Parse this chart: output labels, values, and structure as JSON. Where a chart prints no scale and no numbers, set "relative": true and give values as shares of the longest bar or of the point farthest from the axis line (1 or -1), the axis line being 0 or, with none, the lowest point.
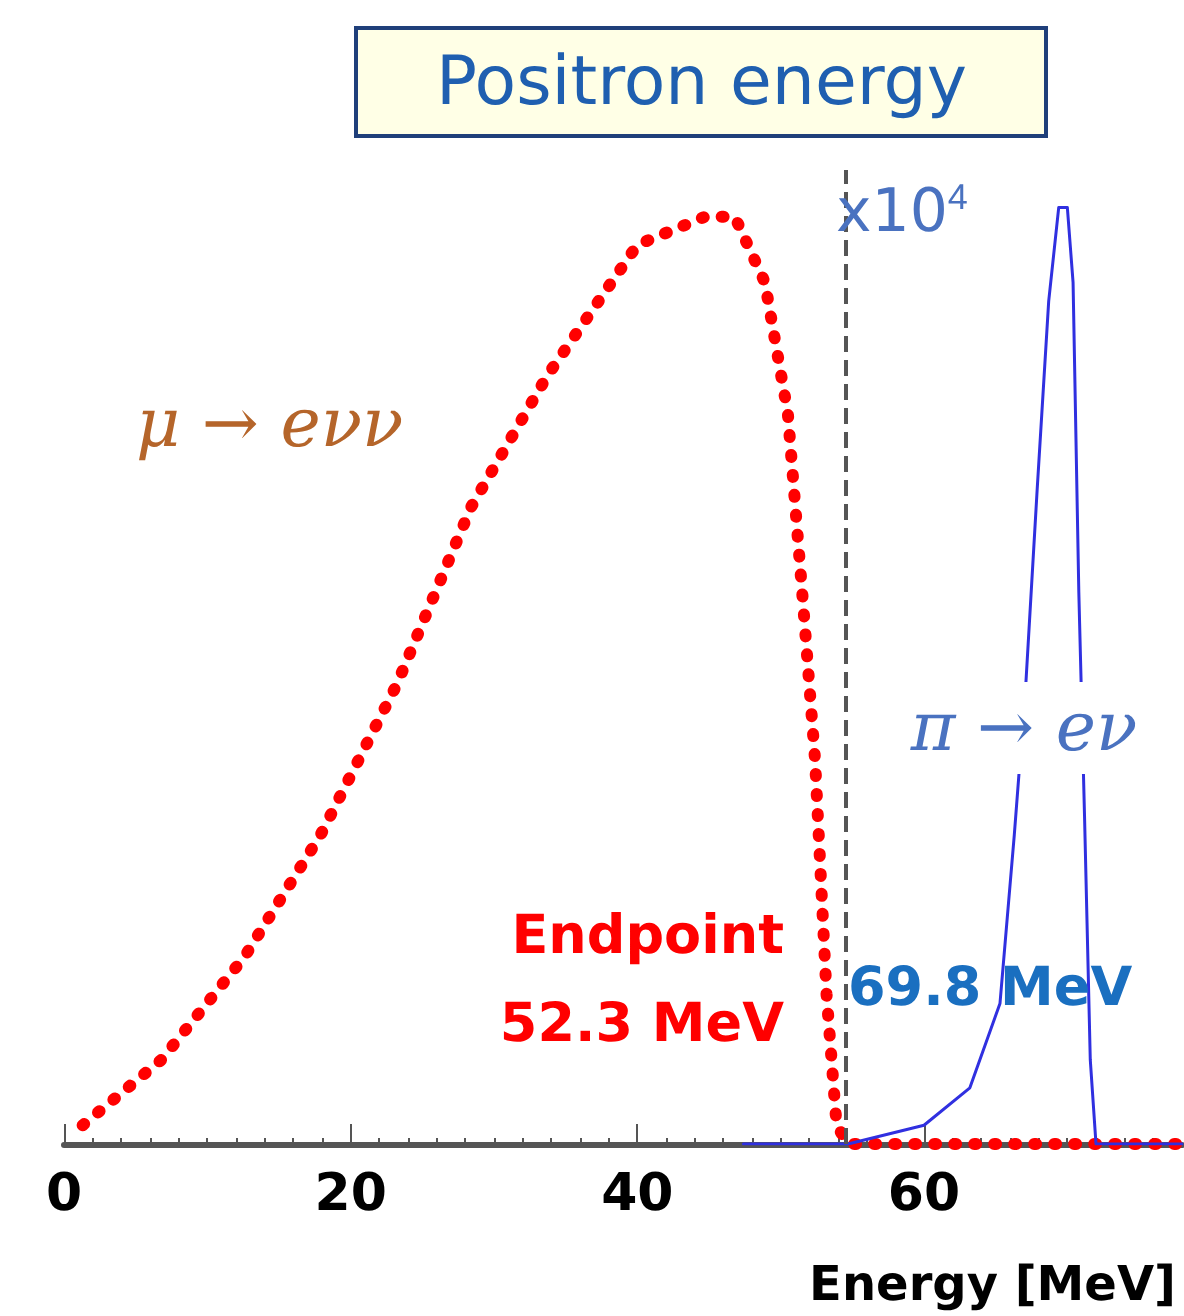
{
  "chart_data": {
    "type": "line",
    "title": "Positron energy",
    "xlabel": "Energy [MeV]",
    "relative": true,
    "marker": "none",
    "xlim": [
      0,
      78
    ],
    "xticks": [
      0,
      20,
      40,
      60
    ],
    "series": [
      {
        "color": "#ff0000",
        "line_style": "dotted",
        "x": [
          1.3,
          6.8,
          12.6,
          17.9,
          23.2,
          28.4,
          33.7,
          40,
          44.7,
          46.8,
          48.9,
          50.5,
          51.6,
          52.4,
          53.2,
          53.9,
          54.7,
          65.3,
          78
        ],
        "values": [
          0.02,
          0.09,
          0.2,
          0.33,
          0.49,
          0.68,
          0.82,
          0.96,
          0.99,
          0.99,
          0.92,
          0.78,
          0.57,
          0.41,
          0.16,
          0.02,
          0,
          0,
          0
        ]
      },
      {
        "color": "#3030e0",
        "line_style": "solid",
        "x": [
          47.4,
          49.5,
          54.7,
          60,
          63.2,
          65.3,
          66.3,
          67.1,
          67.9,
          68.7,
          69.4,
          70,
          70.4,
          70.8,
          71.2,
          71.6,
          72,
          78
        ],
        "values": [
          0,
          0,
          0,
          0.02,
          0.06,
          0.15,
          0.33,
          0.49,
          0.7,
          0.9,
          1,
          1,
          0.92,
          0.59,
          0.35,
          0.09,
          0,
          0
        ]
      }
    ],
    "ref_lines": [
      {
        "axis": "x",
        "value": 54.5,
        "color": "#555555",
        "line_style": "dashed"
      }
    ],
    "annotations": [
      "μ → eνν",
      "x10$^{4}$",
      "π → eν",
      "Endpoint",
      "52.3 MeV",
      "69.8 MeV"
    ]
  }
}
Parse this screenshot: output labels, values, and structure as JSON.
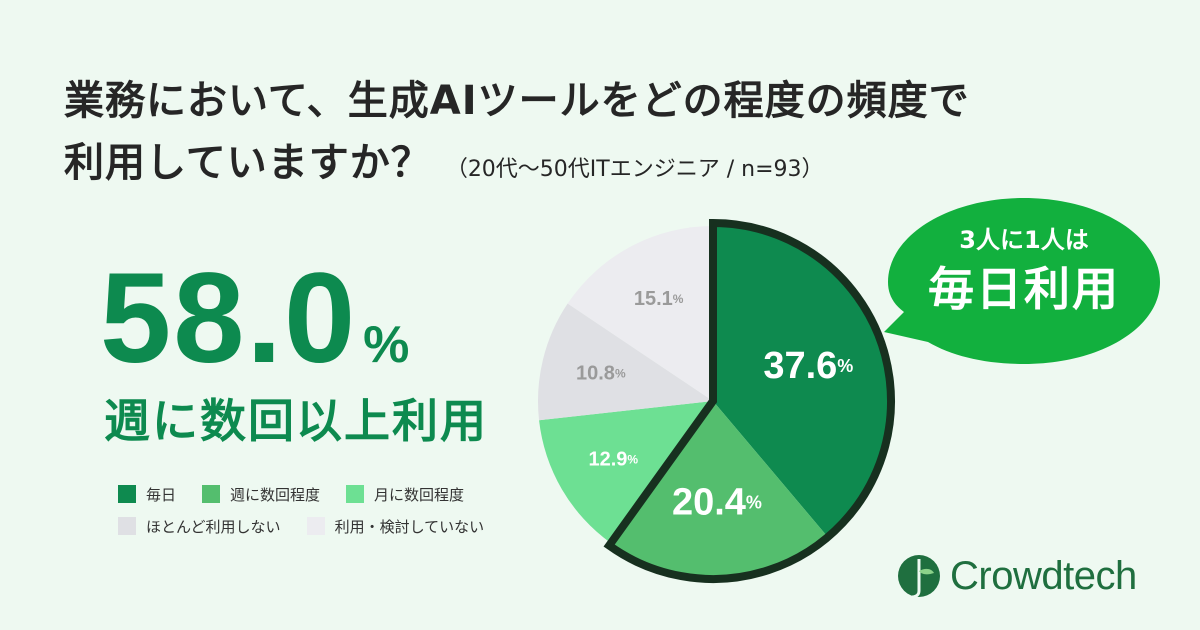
{
  "title": {
    "line1": "業務において、生成AIツールをどの程度の頻度で",
    "line2": "利用していますか？",
    "note": "（20代〜50代ITエンジニア / n=93）"
  },
  "highlight": {
    "value": "58.0",
    "unit": "%",
    "label": "週に数回以上利用"
  },
  "callout": {
    "line1": "3人に1人は",
    "line2": "毎日利用"
  },
  "logo": {
    "name": "Crowdtech",
    "icon": "crowdtech-leaf-icon"
  },
  "chart_data": {
    "type": "pie",
    "title": "",
    "series": [
      {
        "name": "毎日",
        "value": 37.6,
        "label": "37.6",
        "color": "#0e8a4f",
        "label_color": "#ffffff"
      },
      {
        "name": "週に数回程度",
        "value": 20.4,
        "label": "20.4",
        "color": "#54be6e",
        "label_color": "#ffffff"
      },
      {
        "name": "月に数回程度",
        "value": 12.9,
        "label": "12.9",
        "color": "#6de093",
        "label_color": "#ffffff"
      },
      {
        "name": "ほとんど利用しない",
        "value": 10.8,
        "label": "10.8",
        "color": "#dfe0e4",
        "label_color": "#9a9a9a"
      },
      {
        "name": "利用・検討していない",
        "value": 15.1,
        "label": "15.1",
        "color": "#ececf0",
        "label_color": "#9a9a9a"
      }
    ],
    "unit": "%",
    "highlighted_series": [
      "毎日",
      "週に数回程度"
    ],
    "outline_color": "#17301f",
    "legend_position": "bottom-left"
  }
}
= = = = = = =
» DIRECTION:
Write out the whole listing again, exactly, with no pictures.

» TASK SOLUTION:
Parse this chart: output labels, values, and structure as JSON. Where a chart prints no scale and no numbers, set "relative": true and give values as shares of the longest bar or of the point farthest from the axis line (1 or -1), the axis line being 0 or, with none, the lowest point.
{
  "chart_data": {
    "type": "line",
    "title": "Positron energy",
    "xlabel": "Energy [MeV]",
    "relative": true,
    "marker": "none",
    "xlim": [
      0,
      78
    ],
    "xticks": [
      0,
      20,
      40,
      60
    ],
    "series": [
      {
        "color": "#ff0000",
        "line_style": "dotted",
        "x": [
          1.3,
          6.8,
          12.6,
          17.9,
          23.2,
          28.4,
          33.7,
          40,
          44.7,
          46.8,
          48.9,
          50.5,
          51.6,
          52.4,
          53.2,
          53.9,
          54.7,
          65.3,
          78
        ],
        "values": [
          0.02,
          0.09,
          0.2,
          0.33,
          0.49,
          0.68,
          0.82,
          0.96,
          0.99,
          0.99,
          0.92,
          0.78,
          0.57,
          0.41,
          0.16,
          0.02,
          0,
          0,
          0
        ]
      },
      {
        "color": "#3030e0",
        "line_style": "solid",
        "x": [
          47.4,
          49.5,
          54.7,
          60,
          63.2,
          65.3,
          66.3,
          67.1,
          67.9,
          68.7,
          69.4,
          70,
          70.4,
          70.8,
          71.2,
          71.6,
          72,
          78
        ],
        "values": [
          0,
          0,
          0,
          0.02,
          0.06,
          0.15,
          0.33,
          0.49,
          0.7,
          0.9,
          1,
          1,
          0.92,
          0.59,
          0.35,
          0.09,
          0,
          0
        ]
      }
    ],
    "ref_lines": [
      {
        "axis": "x",
        "value": 54.5,
        "color": "#555555",
        "line_style": "dashed"
      }
    ],
    "annotations": [
      "μ → eνν",
      "x10$^{4}$",
      "π → eν",
      "Endpoint",
      "52.3 MeV",
      "69.8 MeV"
    ]
  }
}
Parse this screenshot: output labels, values, and structure as JSON.
{
  "title": {
    "line1": "業務において、生成AIツールをどの程度の頻度で",
    "line2": "利用していますか？",
    "note": "（20代〜50代ITエンジニア / n=93）"
  },
  "highlight": {
    "value": "58.0",
    "unit": "%",
    "label": "週に数回以上利用"
  },
  "callout": {
    "line1": "3人に1人は",
    "line2": "毎日利用"
  },
  "logo": {
    "name": "Crowdtech",
    "icon": "crowdtech-leaf-icon"
  },
  "chart_data": {
    "type": "pie",
    "title": "",
    "series": [
      {
        "name": "毎日",
        "value": 37.6,
        "label": "37.6",
        "color": "#0e8a4f",
        "label_color": "#ffffff"
      },
      {
        "name": "週に数回程度",
        "value": 20.4,
        "label": "20.4",
        "color": "#54be6e",
        "label_color": "#ffffff"
      },
      {
        "name": "月に数回程度",
        "value": 12.9,
        "label": "12.9",
        "color": "#6de093",
        "label_color": "#ffffff"
      },
      {
        "name": "ほとんど利用しない",
        "value": 10.8,
        "label": "10.8",
        "color": "#dfe0e4",
        "label_color": "#9a9a9a"
      },
      {
        "name": "利用・検討していない",
        "value": 15.1,
        "label": "15.1",
        "color": "#ececf0",
        "label_color": "#9a9a9a"
      }
    ],
    "unit": "%",
    "highlighted_series": [
      "毎日",
      "週に数回程度"
    ],
    "outline_color": "#17301f",
    "legend_position": "bottom-left"
  }
}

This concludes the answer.